## The exercise
Quote the entire listing below word for word, leaving out the pictures.

◆ ◆ ◆ ◆ ◆

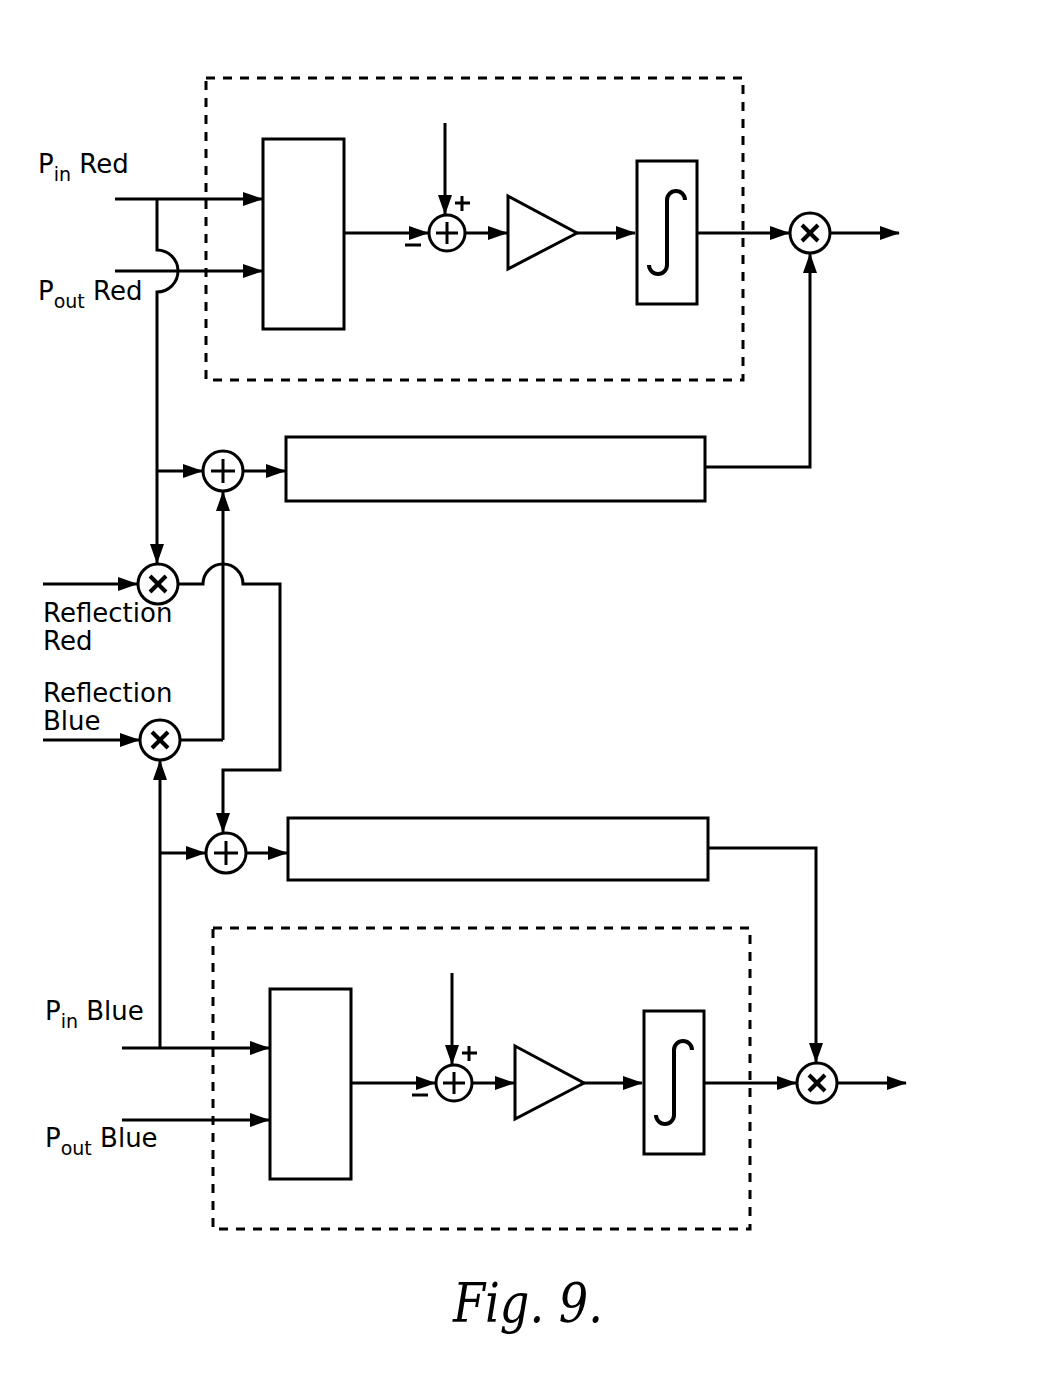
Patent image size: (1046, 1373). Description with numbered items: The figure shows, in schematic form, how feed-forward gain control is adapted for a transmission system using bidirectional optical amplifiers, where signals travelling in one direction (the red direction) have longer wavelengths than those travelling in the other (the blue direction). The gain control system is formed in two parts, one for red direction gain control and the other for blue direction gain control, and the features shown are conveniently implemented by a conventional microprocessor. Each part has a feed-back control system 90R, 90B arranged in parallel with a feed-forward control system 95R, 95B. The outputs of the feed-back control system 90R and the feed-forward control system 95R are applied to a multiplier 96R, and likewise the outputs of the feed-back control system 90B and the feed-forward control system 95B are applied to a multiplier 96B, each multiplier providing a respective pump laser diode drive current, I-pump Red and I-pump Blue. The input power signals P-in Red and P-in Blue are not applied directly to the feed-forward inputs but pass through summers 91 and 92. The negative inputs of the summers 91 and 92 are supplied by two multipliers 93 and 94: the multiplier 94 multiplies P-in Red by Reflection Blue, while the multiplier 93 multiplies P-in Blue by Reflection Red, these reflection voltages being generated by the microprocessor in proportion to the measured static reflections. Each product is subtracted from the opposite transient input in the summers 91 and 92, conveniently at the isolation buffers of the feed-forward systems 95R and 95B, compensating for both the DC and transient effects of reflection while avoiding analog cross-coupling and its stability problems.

The feed-back control system 90R is at (676, 74).
The feed-back control system 90B is at (677, 927).
The summer 91 is at (235, 487).
The summer 92 is at (243, 842).
The multiplier 93 is at (155, 757).
The multiplier 94 is at (153, 572).
The feed-forward control system 95R is at (643, 450).
The feed-forward control system 95B is at (670, 815).
The multiplier 96R is at (813, 248).
The multiplier 96B is at (822, 1095).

◆ ◆ ◆ ◆ ◆

## Solution to this exercise
Patent image size: (1046, 1373). Description with numbered items: The figure shows, in schematic form, how feed-forward gain control is adapted for a transmission system using bidirectional optical amplifiers, where signals travelling in one direction (the red direction) have longer wavelengths than those travelling in the other (the blue direction). The gain control system is formed in two parts, one for red direction gain control and the other for blue direction gain control, and the features shown are conveniently implemented by a conventional microprocessor. Each part has a feed-back control system 90R, 90B arranged in parallel with a feed-forward control system 95R, 95B. The outputs of the feed-back control system 90R and the feed-forward control system 95R are applied to a multiplier 96R, and likewise the outputs of the feed-back control system 90B and the feed-forward control system 95B are applied to a multiplier 96B, each multiplier providing a respective pump laser diode drive current, I-pump Red and I-pump Blue. The input power signals P-in Red and P-in Blue are not applied directly to the feed-forward inputs but pass through summers 91 and 92. The negative inputs of the summers 91 and 92 are supplied by two multipliers 93 and 94: the multiplier 94 multiplies P-in Red by Reflection Blue, while the multiplier 93 multiplies P-in Blue by Reflection Red, these reflection voltages being generated by the microprocessor in proportion to the measured static reflections. Each product is subtracted from the opposite transient input in the summers 91 and 92, conveniently at the isolation buffers of the feed-forward systems 95R and 95B, compensating for both the DC and transient effects of reflection while avoiding analog cross-coupling and its stability problems.

The feed-back control system 90R is at (676, 74).
The feed-back control system 90B is at (677, 927).
The summer 91 is at (235, 487).
The summer 92 is at (243, 842).
The multiplier 93 is at (155, 757).
The multiplier 94 is at (153, 572).
The feed-forward control system 95R is at (643, 450).
The feed-forward control system 95B is at (670, 815).
The multiplier 96R is at (813, 248).
The multiplier 96B is at (822, 1095).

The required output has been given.